Stored items from a collection:
•••

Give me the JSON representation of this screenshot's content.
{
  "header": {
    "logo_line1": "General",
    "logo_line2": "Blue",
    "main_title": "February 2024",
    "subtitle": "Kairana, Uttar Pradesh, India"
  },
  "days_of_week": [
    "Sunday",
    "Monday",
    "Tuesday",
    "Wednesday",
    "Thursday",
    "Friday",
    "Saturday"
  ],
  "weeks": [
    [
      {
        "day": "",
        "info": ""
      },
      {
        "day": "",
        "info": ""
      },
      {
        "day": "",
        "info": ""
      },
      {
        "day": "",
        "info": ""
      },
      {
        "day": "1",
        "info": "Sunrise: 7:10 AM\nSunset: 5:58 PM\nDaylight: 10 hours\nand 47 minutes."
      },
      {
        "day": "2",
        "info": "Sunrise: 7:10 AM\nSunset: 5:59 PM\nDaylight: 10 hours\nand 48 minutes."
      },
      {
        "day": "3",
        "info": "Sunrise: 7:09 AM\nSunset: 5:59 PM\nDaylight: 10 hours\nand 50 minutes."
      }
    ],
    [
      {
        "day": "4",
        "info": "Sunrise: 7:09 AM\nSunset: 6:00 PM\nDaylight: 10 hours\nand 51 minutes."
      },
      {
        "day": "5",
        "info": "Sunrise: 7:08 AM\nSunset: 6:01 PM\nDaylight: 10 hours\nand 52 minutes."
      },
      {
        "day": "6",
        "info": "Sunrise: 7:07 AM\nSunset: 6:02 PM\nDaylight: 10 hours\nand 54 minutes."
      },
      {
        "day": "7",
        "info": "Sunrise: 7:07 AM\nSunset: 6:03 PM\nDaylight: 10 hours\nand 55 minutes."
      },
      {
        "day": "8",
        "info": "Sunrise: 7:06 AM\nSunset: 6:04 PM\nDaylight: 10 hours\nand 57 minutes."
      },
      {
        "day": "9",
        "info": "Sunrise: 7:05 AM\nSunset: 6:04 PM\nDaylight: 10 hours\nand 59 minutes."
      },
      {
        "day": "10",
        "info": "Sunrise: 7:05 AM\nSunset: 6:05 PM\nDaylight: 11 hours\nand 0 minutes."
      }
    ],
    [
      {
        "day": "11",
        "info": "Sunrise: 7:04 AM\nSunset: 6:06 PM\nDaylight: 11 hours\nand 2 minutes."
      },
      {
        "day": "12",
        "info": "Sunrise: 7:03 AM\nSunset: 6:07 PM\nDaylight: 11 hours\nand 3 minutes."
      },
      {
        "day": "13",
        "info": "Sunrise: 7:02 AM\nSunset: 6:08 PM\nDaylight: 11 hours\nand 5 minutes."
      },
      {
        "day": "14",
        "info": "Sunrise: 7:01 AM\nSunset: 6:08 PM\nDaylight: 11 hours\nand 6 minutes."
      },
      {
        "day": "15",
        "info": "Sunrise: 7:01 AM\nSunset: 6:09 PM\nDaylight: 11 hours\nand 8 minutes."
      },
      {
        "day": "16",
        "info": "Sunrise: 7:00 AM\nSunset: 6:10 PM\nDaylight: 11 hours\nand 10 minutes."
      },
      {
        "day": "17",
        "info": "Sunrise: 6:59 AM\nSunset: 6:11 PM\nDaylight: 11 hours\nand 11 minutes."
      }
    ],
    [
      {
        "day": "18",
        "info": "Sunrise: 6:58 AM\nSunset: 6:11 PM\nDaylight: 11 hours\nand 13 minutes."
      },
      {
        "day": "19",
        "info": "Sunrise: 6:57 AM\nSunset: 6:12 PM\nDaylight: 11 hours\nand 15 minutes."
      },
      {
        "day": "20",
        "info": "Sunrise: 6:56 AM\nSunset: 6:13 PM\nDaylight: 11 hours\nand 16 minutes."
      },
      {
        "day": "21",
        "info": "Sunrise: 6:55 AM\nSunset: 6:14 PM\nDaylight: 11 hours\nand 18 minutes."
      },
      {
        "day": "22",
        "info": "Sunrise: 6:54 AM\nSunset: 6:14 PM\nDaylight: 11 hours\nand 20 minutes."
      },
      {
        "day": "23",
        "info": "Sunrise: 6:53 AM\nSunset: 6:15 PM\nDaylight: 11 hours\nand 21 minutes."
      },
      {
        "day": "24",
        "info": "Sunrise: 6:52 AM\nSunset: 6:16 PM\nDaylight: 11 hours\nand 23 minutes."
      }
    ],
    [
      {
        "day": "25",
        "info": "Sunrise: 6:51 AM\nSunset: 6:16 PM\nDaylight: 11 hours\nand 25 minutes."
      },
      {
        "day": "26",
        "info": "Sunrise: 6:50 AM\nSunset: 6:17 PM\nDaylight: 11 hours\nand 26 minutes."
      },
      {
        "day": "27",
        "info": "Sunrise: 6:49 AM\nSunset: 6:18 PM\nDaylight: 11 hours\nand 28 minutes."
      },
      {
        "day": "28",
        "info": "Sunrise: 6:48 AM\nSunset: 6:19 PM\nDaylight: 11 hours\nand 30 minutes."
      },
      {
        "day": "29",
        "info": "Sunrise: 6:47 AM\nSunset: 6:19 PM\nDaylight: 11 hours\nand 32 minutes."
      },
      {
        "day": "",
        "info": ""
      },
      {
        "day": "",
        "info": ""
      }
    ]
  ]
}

•••

● Task instructions
Output the records exactly, including every line.

● Complete answer
Give me the JSON representation of this screenshot's content.
{
  "header": {
    "logo_line1": "General",
    "logo_line2": "Blue",
    "main_title": "February 2024",
    "subtitle": "Kairana, Uttar Pradesh, India"
  },
  "days_of_week": [
    "Sunday",
    "Monday",
    "Tuesday",
    "Wednesday",
    "Thursday",
    "Friday",
    "Saturday"
  ],
  "weeks": [
    [
      {
        "day": "",
        "info": ""
      },
      {
        "day": "",
        "info": ""
      },
      {
        "day": "",
        "info": ""
      },
      {
        "day": "",
        "info": ""
      },
      {
        "day": "1",
        "info": "Sunrise: 7:10 AM\nSunset: 5:58 PM\nDaylight: 10 hours\nand 47 minutes."
      },
      {
        "day": "2",
        "info": "Sunrise: 7:10 AM\nSunset: 5:59 PM\nDaylight: 10 hours\nand 48 minutes."
      },
      {
        "day": "3",
        "info": "Sunrise: 7:09 AM\nSunset: 5:59 PM\nDaylight: 10 hours\nand 50 minutes."
      }
    ],
    [
      {
        "day": "4",
        "info": "Sunrise: 7:09 AM\nSunset: 6:00 PM\nDaylight: 10 hours\nand 51 minutes."
      },
      {
        "day": "5",
        "info": "Sunrise: 7:08 AM\nSunset: 6:01 PM\nDaylight: 10 hours\nand 52 minutes."
      },
      {
        "day": "6",
        "info": "Sunrise: 7:07 AM\nSunset: 6:02 PM\nDaylight: 10 hours\nand 54 minutes."
      },
      {
        "day": "7",
        "info": "Sunrise: 7:07 AM\nSunset: 6:03 PM\nDaylight: 10 hours\nand 55 minutes."
      },
      {
        "day": "8",
        "info": "Sunrise: 7:06 AM\nSunset: 6:04 PM\nDaylight: 10 hours\nand 57 minutes."
      },
      {
        "day": "9",
        "info": "Sunrise: 7:05 AM\nSunset: 6:04 PM\nDaylight: 10 hours\nand 59 minutes."
      },
      {
        "day": "10",
        "info": "Sunrise: 7:05 AM\nSunset: 6:05 PM\nDaylight: 11 hours\nand 0 minutes."
      }
    ],
    [
      {
        "day": "11",
        "info": "Sunrise: 7:04 AM\nSunset: 6:06 PM\nDaylight: 11 hours\nand 2 minutes."
      },
      {
        "day": "12",
        "info": "Sunrise: 7:03 AM\nSunset: 6:07 PM\nDaylight: 11 hours\nand 3 minutes."
      },
      {
        "day": "13",
        "info": "Sunrise: 7:02 AM\nSunset: 6:08 PM\nDaylight: 11 hours\nand 5 minutes."
      },
      {
        "day": "14",
        "info": "Sunrise: 7:01 AM\nSunset: 6:08 PM\nDaylight: 11 hours\nand 6 minutes."
      },
      {
        "day": "15",
        "info": "Sunrise: 7:01 AM\nSunset: 6:09 PM\nDaylight: 11 hours\nand 8 minutes."
      },
      {
        "day": "16",
        "info": "Sunrise: 7:00 AM\nSunset: 6:10 PM\nDaylight: 11 hours\nand 10 minutes."
      },
      {
        "day": "17",
        "info": "Sunrise: 6:59 AM\nSunset: 6:11 PM\nDaylight: 11 hours\nand 11 minutes."
      }
    ],
    [
      {
        "day": "18",
        "info": "Sunrise: 6:58 AM\nSunset: 6:11 PM\nDaylight: 11 hours\nand 13 minutes."
      },
      {
        "day": "19",
        "info": "Sunrise: 6:57 AM\nSunset: 6:12 PM\nDaylight: 11 hours\nand 15 minutes."
      },
      {
        "day": "20",
        "info": "Sunrise: 6:56 AM\nSunset: 6:13 PM\nDaylight: 11 hours\nand 16 minutes."
      },
      {
        "day": "21",
        "info": "Sunrise: 6:55 AM\nSunset: 6:14 PM\nDaylight: 11 hours\nand 18 minutes."
      },
      {
        "day": "22",
        "info": "Sunrise: 6:54 AM\nSunset: 6:14 PM\nDaylight: 11 hours\nand 20 minutes."
      },
      {
        "day": "23",
        "info": "Sunrise: 6:53 AM\nSunset: 6:15 PM\nDaylight: 11 hours\nand 21 minutes."
      },
      {
        "day": "24",
        "info": "Sunrise: 6:52 AM\nSunset: 6:16 PM\nDaylight: 11 hours\nand 23 minutes."
      }
    ],
    [
      {
        "day": "25",
        "info": "Sunrise: 6:51 AM\nSunset: 6:16 PM\nDaylight: 11 hours\nand 25 minutes."
      },
      {
        "day": "26",
        "info": "Sunrise: 6:50 AM\nSunset: 6:17 PM\nDaylight: 11 hours\nand 26 minutes."
      },
      {
        "day": "27",
        "info": "Sunrise: 6:49 AM\nSunset: 6:18 PM\nDaylight: 11 hours\nand 28 minutes."
      },
      {
        "day": "28",
        "info": "Sunrise: 6:48 AM\nSunset: 6:19 PM\nDaylight: 11 hours\nand 30 minutes."
      },
      {
        "day": "29",
        "info": "Sunrise: 6:47 AM\nSunset: 6:19 PM\nDaylight: 11 hours\nand 32 minutes."
      },
      {
        "day": "",
        "info": ""
      },
      {
        "day": "",
        "info": ""
      }
    ]
  ]
}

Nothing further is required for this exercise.